• [Problem details]: Count how many lines hold the string "Solution". Give that number alone.

[start]

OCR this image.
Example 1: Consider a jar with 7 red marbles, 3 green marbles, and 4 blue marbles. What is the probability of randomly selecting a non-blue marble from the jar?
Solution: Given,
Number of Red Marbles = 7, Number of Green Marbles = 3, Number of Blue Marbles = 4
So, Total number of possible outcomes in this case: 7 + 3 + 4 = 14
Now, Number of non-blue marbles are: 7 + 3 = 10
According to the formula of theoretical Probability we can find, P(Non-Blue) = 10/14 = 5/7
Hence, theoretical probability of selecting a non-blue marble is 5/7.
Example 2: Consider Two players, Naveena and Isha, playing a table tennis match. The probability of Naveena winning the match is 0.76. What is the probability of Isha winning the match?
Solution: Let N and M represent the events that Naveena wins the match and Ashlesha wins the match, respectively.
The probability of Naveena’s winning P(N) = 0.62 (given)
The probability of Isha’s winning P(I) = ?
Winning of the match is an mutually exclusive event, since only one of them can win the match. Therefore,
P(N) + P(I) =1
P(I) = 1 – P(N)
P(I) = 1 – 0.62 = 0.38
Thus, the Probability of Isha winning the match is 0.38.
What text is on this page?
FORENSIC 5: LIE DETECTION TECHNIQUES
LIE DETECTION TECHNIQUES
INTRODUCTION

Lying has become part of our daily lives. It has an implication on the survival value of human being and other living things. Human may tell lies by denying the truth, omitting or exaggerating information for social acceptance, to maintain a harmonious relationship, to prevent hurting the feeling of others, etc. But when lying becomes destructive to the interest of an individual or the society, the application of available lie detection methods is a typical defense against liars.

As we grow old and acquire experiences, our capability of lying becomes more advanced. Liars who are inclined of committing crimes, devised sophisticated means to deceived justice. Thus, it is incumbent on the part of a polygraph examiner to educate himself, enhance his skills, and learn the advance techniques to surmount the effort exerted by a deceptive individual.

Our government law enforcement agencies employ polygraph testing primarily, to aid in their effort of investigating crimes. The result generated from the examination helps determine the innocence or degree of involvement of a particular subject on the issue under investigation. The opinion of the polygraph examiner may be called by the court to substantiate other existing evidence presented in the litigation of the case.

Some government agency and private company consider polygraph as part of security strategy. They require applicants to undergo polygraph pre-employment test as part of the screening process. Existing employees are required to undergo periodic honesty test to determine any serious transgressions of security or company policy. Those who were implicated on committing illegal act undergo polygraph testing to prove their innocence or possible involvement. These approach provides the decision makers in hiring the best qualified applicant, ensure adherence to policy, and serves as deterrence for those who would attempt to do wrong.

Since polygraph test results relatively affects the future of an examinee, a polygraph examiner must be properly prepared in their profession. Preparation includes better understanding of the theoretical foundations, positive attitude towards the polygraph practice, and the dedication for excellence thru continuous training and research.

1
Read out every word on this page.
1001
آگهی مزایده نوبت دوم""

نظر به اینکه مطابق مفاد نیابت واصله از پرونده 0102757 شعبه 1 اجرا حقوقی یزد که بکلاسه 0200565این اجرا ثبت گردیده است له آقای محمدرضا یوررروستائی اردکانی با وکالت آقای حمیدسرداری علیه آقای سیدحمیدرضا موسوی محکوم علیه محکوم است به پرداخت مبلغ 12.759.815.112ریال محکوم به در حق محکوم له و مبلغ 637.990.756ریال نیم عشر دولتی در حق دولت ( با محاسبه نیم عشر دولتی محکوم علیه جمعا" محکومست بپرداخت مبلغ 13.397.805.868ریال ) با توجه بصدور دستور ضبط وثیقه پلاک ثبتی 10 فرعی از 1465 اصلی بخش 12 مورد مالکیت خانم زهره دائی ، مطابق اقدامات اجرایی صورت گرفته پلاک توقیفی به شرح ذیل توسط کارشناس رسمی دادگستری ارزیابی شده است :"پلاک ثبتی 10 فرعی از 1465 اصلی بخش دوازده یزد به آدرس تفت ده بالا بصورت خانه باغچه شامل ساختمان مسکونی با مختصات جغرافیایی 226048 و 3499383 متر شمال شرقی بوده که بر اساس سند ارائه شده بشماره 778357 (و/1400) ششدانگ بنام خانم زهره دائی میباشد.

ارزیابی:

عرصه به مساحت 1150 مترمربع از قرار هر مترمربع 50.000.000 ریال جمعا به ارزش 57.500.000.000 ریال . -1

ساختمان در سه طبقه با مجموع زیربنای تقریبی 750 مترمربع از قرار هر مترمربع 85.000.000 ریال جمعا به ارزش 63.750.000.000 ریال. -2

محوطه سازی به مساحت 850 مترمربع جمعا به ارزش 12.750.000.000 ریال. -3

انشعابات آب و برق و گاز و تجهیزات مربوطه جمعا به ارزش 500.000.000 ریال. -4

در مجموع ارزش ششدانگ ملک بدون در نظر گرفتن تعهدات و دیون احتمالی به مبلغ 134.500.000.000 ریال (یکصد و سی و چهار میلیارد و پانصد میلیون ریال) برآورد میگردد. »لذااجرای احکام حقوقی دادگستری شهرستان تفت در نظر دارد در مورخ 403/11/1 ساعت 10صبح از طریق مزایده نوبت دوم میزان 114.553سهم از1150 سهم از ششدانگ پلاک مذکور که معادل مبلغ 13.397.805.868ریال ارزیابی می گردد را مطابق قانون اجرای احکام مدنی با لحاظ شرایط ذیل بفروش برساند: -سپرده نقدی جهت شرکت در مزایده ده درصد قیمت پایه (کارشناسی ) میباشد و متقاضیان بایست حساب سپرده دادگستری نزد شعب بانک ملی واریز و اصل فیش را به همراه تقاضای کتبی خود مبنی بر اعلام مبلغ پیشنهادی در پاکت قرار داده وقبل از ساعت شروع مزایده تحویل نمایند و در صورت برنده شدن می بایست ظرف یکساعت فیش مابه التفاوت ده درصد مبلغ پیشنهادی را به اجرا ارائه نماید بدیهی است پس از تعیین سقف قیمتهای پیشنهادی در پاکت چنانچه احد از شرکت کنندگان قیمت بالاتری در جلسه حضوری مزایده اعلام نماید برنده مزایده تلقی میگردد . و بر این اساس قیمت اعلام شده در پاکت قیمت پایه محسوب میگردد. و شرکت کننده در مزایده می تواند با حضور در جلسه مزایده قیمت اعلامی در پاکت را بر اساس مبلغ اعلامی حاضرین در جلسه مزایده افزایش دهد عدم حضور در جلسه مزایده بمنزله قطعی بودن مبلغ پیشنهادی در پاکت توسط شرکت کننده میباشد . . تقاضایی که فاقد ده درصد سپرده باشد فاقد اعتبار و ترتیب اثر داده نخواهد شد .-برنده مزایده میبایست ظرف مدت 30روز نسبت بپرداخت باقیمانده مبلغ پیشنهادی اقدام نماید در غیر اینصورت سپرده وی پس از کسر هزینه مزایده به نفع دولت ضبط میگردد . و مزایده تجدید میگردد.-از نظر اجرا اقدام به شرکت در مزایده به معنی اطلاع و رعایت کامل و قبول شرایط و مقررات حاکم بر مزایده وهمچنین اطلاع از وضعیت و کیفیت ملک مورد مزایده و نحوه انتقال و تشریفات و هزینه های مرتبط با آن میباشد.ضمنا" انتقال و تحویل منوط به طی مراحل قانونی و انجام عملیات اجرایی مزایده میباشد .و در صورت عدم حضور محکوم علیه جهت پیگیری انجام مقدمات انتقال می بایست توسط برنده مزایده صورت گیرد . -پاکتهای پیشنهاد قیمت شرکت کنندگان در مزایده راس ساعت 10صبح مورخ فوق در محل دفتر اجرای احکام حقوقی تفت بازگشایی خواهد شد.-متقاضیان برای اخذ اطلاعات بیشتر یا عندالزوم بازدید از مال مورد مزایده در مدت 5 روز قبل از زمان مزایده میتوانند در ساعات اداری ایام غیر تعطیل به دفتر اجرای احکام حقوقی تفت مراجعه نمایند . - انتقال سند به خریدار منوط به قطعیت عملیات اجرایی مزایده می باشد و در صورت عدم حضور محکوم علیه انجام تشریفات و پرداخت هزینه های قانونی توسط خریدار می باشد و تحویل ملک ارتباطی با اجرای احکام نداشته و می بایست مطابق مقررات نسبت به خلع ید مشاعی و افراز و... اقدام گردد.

[end]

• [Correct result]: 2